- Exercise description -
Any picture among the records should be left out, please; retype the rest exactly.

● ● ● ●

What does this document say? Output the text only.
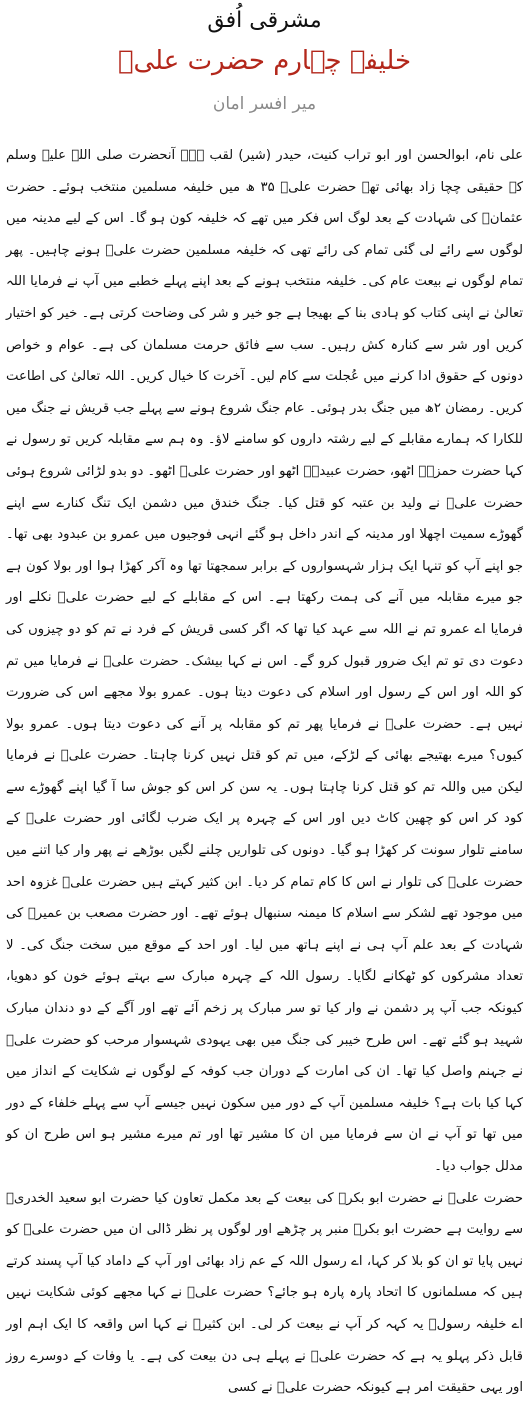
مشرقی اُفق
خلیفہ چہارم حضرت علیؓ
میر افسر امان

علی نام، ابوالحسن اور ابو تراب کنیت، حیدر (شیر) لقب ہے۔ آنحضرت صلی اللہ علیہ وسلم کے حقیقی چچا زاد بھائی تھے حضرت علیؓ ۳۵ ھ میں خلیفہ مسلمین منتخب ہوئے۔ حضرت عثمانؓ کی شہادت کے بعد لوگ اس فکر میں تھے کہ خلیفہ کون ہو گا۔ اس کے لیے مدینہ میں لوگوں سے رائے لی گئی تمام کی رائے تھی کہ خلیفہ مسلمین حضرت علیؓ ہونے چاہیں۔ پھر تمام لوگوں نے بیعت عام کی۔ خلیفہ منتخب ہونے کے بعد اپنے پہلے خطبے میں آپ نے فرمایا اللہ تعالیٰ نے اپنی کتاب کو ہادی بنا کے بھیجا ہے جو خیر و شر کی وضاحت کرتی ہے۔ خیر کو اختیار کریں اور شر سے کنارہ کش رہیں۔ سب سے فائق حرمت مسلمان کی ہے۔ عوام و خواص دونوں کے حقوق ادا کرنے میں عُجلت سے کام لیں۔ آخرت کا خیال کریں۔ اللہ تعالیٰ کی اطاعت کریں۔ رمضان ۲ھ میں جنگ بدر ہوئی۔ عام جنگ شروع ہونے سے پہلے جب قریش نے جنگ میں للکارا کہ ہمارے مقابلے کے لیے رشتہ داروں کو سامنے لاؤ۔ وہ ہم سے مقابلہ کریں تو رسول نے کہا حضرت حمزہؓ اٹھو، حضرت عبیدہؓ اٹھو اور حضرت علیؓ اٹھو۔ دو بدو لڑائی شروع ہوئی حضرت علیؓ نے ولید بن عتبہ کو قتل کیا۔ جنگ خندق میں دشمن ایک تنگ کنارے سے اپنے گھوڑے سمیت اچھلا اور مدینہ کے اندر داخل ہو گئے انہی فوجیوں میں عمرو بن عبدود بھی تھا۔ جو اپنے آپ کو تنہا ایک ہزار شہسواروں کے برابر سمجھتا تھا وہ آکر کھڑا ہوا اور بولا کون ہے جو میرے مقابلہ میں آنے کی ہمت رکھتا ہے۔ اس کے مقابلے کے لیے حضرت علیؓ نکلے اور فرمایا اے عمرو تم نے اللہ سے عہد کیا تھا کہ اگر کسی قریش کے فرد نے تم کو دو چیزوں کی دعوت دی تو تم ایک ضرور قبول کرو گے۔ اس نے کہا بیشک۔ حضرت علیؓ نے فرمایا میں تم کو اللہ اور اس کے رسول اور اسلام کی دعوت دیتا ہوں۔ عمرو بولا مجھے اس کی ضرورت نہیں ہے۔ حضرت علیؓ نے فرمایا پھر تم کو مقابلہ پر آنے کی دعوت دیتا ہوں۔ عمرو بولا کیوں؟ میرے بھتیجے بھائی کے لڑکے، میں تم کو قتل نہیں کرنا چاہتا۔ حضرت علیؓ نے فرمایا لیکن میں واللہ تم کو قتل کرنا چاہتا ہوں۔ یہ سن کر اس کو جوش سا آ گیا اپنے گھوڑے سے کود کر اس کو چھین کاٹ دیں اور اس کے چہرہ پر ایک ضرب لگائی اور حضرت علیؓ کے سامنے تلوار سونت کر کھڑا ہو گیا۔ دونوں کی تلواریں چلنے لگیں بوڑھے نے پھر وار کیا اتنے میں حضرت علیؓ کی تلوار نے اس کا کام تمام کر دیا۔ ابن کثیر کہتے ہیں حضرت علیؓ غزوہ احد میں موجود تھے لشکر سے اسلام کا میمنہ سنبھال ہوئے تھے۔ اور حضرت مصعب بن عمیرؓ کی شہادت کے بعد علم آپ ہی نے اپنے ہاتھ میں لیا۔ اور احد کے موقع میں سخت جنگ کی۔ لا تعداد مشرکوں کو ٹھکانے لگایا۔ رسول اللہ کے چہرہ مبارک سے بہتے ہوئے خون کو دھویا، کیونکہ جب آپ پر دشمن نے وار کیا تو سر مبارک پر زخم آئے تھے اور آگے کے دو دندان مبارک شہید ہو گئے تھے۔ اس طرح خیبر کی جنگ میں بھی یہودی شہسوار مرحب کو حضرت علیؓ نے جہنم واصل کیا تھا۔ ان کی امارت کے دوران جب کوفہ کے لوگوں نے شکایت کے انداز میں کہا کیا بات ہے؟ خلیفہ مسلمین آپ کے دور میں سکون نہیں جیسے آپ سے پہلے خلفاء کے دور میں تھا تو آپ نے ان سے فرمایا میں ان کا مشیر تھا اور تم میرے مشیر ہو اس طرح ان کو مدلل جواب دیا۔

حضرت علیؓ نے حضرت ابو بکرؓ کی بیعت کے بعد مکمل تعاون کیا حضرت ابو سعید الخدریؓ سے روایت ہے حضرت ابو بکرؓ منبر پر چڑھے اور لوگوں پر نظر ڈالی ان میں حضرت علیؓ کو نہیں پایا تو ان کو بلا کر کہا، اے رسول اللہ کے عم زاد بھائی اور آپ کے داماد کیا آپ پسند کرتے ہیں کہ مسلمانوں کا اتحاد پارہ پارہ ہو جائے؟ حضرت علیؓ نے کہا مجھے کوئی شکایت نہیں اے خلیفہ رسولؐ یہ کہہ کر آپ نے بیعت کر لی۔ ابن کثیرؒ نے کہا اس واقعہ کا ایک اہم اور قابل ذکر پہلو یہ ہے کہ حضرت علیؓ نے پہلے ہی دن بیعت کی ہے۔ یا وفات کے دوسرے روز اور یہی حقیقت امر ہے کیونکہ حضرت علیؓ نے کسی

● ● ● ●

- Exercise solution -
What does this document say? Output the text only.
مشرقی اُفق
خلیفہ چہارم حضرت علیؓ
میر افسر امان

علی نام، ابوالحسن اور ابو تراب کنیت، حیدر (شیر) لقب ہے۔ آنحضرت صلی اللہ علیہ وسلم کے حقیقی چچا زاد بھائی تھے حضرت علیؓ ۳۵ ھ میں خلیفہ مسلمین منتخب ہوئے۔ حضرت عثمانؓ کی شہادت کے بعد لوگ اس فکر میں تھے کہ خلیفہ کون ہو گا۔ اس کے لیے مدینہ میں لوگوں سے رائے لی گئی تمام کی رائے تھی کہ خلیفہ مسلمین حضرت علیؓ ہونے چاہیں۔ پھر تمام لوگوں نے بیعت عام کی۔ خلیفہ منتخب ہونے کے بعد اپنے پہلے خطبے میں آپ نے فرمایا اللہ تعالیٰ نے اپنی کتاب کو ہادی بنا کے بھیجا ہے جو خیر و شر کی وضاحت کرتی ہے۔ خیر کو اختیار کریں اور شر سے کنارہ کش رہیں۔ سب سے فائق حرمت مسلمان کی ہے۔ عوام و خواص دونوں کے حقوق ادا کرنے میں عُجلت سے کام لیں۔ آخرت کا خیال کریں۔ اللہ تعالیٰ کی اطاعت کریں۔ رمضان ۲ھ میں جنگ بدر ہوئی۔ عام جنگ شروع ہونے سے پہلے جب قریش نے جنگ میں للکارا کہ ہمارے مقابلے کے لیے رشتہ داروں کو سامنے لاؤ۔ وہ ہم سے مقابلہ کریں تو رسول نے کہا حضرت حمزہؓ اٹھو، حضرت عبیدہؓ اٹھو اور حضرت علیؓ اٹھو۔ دو بدو لڑائی شروع ہوئی حضرت علیؓ نے ولید بن عتبہ کو قتل کیا۔ جنگ خندق میں دشمن ایک تنگ کنارے سے اپنے گھوڑے سمیت اچھلا اور مدینہ کے اندر داخل ہو گئے انہی فوجیوں میں عمرو بن عبدود بھی تھا۔ جو اپنے آپ کو تنہا ایک ہزار شہسواروں کے برابر سمجھتا تھا وہ آکر کھڑا ہوا اور بولا کون ہے جو میرے مقابلہ میں آنے کی ہمت رکھتا ہے۔ اس کے مقابلے کے لیے حضرت علیؓ نکلے اور فرمایا اے عمرو تم نے اللہ سے عہد کیا تھا کہ اگر کسی قریش کے فرد نے تم کو دو چیزوں کی دعوت دی تو تم ایک ضرور قبول کرو گے۔ اس نے کہا بیشک۔ حضرت علیؓ نے فرمایا میں تم کو اللہ اور اس کے رسول اور اسلام کی دعوت دیتا ہوں۔ عمرو بولا مجھے اس کی ضرورت نہیں ہے۔ حضرت علیؓ نے فرمایا پھر تم کو مقابلہ پر آنے کی دعوت دیتا ہوں۔ عمرو بولا کیوں؟ میرے بھتیجے بھائی کے لڑکے، میں تم کو قتل نہیں کرنا چاہتا۔ حضرت علیؓ نے فرمایا لیکن میں واللہ تم کو قتل کرنا چاہتا ہوں۔ یہ سن کر اس کو جوش سا آ گیا اپنے گھوڑے سے کود کر اس کو چھین کاٹ دیں اور اس کے چہرہ پر ایک ضرب لگائی اور حضرت علیؓ کے سامنے تلوار سونت کر کھڑا ہو گیا۔ دونوں کی تلواریں چلنے لگیں بوڑھے نے پھر وار کیا اتنے میں حضرت علیؓ کی تلوار نے اس کا کام تمام کر دیا۔ ابن کثیر کہتے ہیں حضرت علیؓ غزوہ احد میں موجود تھے لشکر سے اسلام کا میمنہ سنبھال ہوئے تھے۔ اور حضرت مصعب بن عمیرؓ کی شہادت کے بعد علم آپ ہی نے اپنے ہاتھ میں لیا۔ اور احد کے موقع میں سخت جنگ کی۔ لا تعداد مشرکوں کو ٹھکانے لگایا۔ رسول اللہ کے چہرہ مبارک سے بہتے ہوئے خون کو دھویا، کیونکہ جب آپ پر دشمن نے وار کیا تو سر مبارک پر زخم آئے تھے اور آگے کے دو دندان مبارک شہید ہو گئے تھے۔ اس طرح خیبر کی جنگ میں بھی یہودی شہسوار مرحب کو حضرت علیؓ نے جہنم واصل کیا تھا۔ ان کی امارت کے دوران جب کوفہ کے لوگوں نے شکایت کے انداز میں کہا کیا بات ہے؟ خلیفہ مسلمین آپ کے دور میں سکون نہیں جیسے آپ سے پہلے خلفاء کے دور میں تھا تو آپ نے ان سے فرمایا میں ان کا مشیر تھا اور تم میرے مشیر ہو اس طرح ان کو مدلل جواب دیا۔

حضرت علیؓ نے حضرت ابو بکرؓ کی بیعت کے بعد مکمل تعاون کیا حضرت ابو سعید الخدریؓ سے روایت ہے حضرت ابو بکرؓ منبر پر چڑھے اور لوگوں پر نظر ڈالی ان میں حضرت علیؓ کو نہیں پایا تو ان کو بلا کر کہا، اے رسول اللہ کے عم زاد بھائی اور آپ کے داماد کیا آپ پسند کرتے ہیں کہ مسلمانوں کا اتحاد پارہ پارہ ہو جائے؟ حضرت علیؓ نے کہا مجھے کوئی شکایت نہیں اے خلیفہ رسولؐ یہ کہہ کر آپ نے بیعت کر لی۔ ابن کثیرؒ نے کہا اس واقعہ کا ایک اہم اور قابل ذکر پہلو یہ ہے کہ حضرت علیؓ نے پہلے ہی دن بیعت کی ہے۔ یا وفات کے دوسرے روز اور یہی حقیقت امر ہے کیونکہ حضرت علیؓ نے کسی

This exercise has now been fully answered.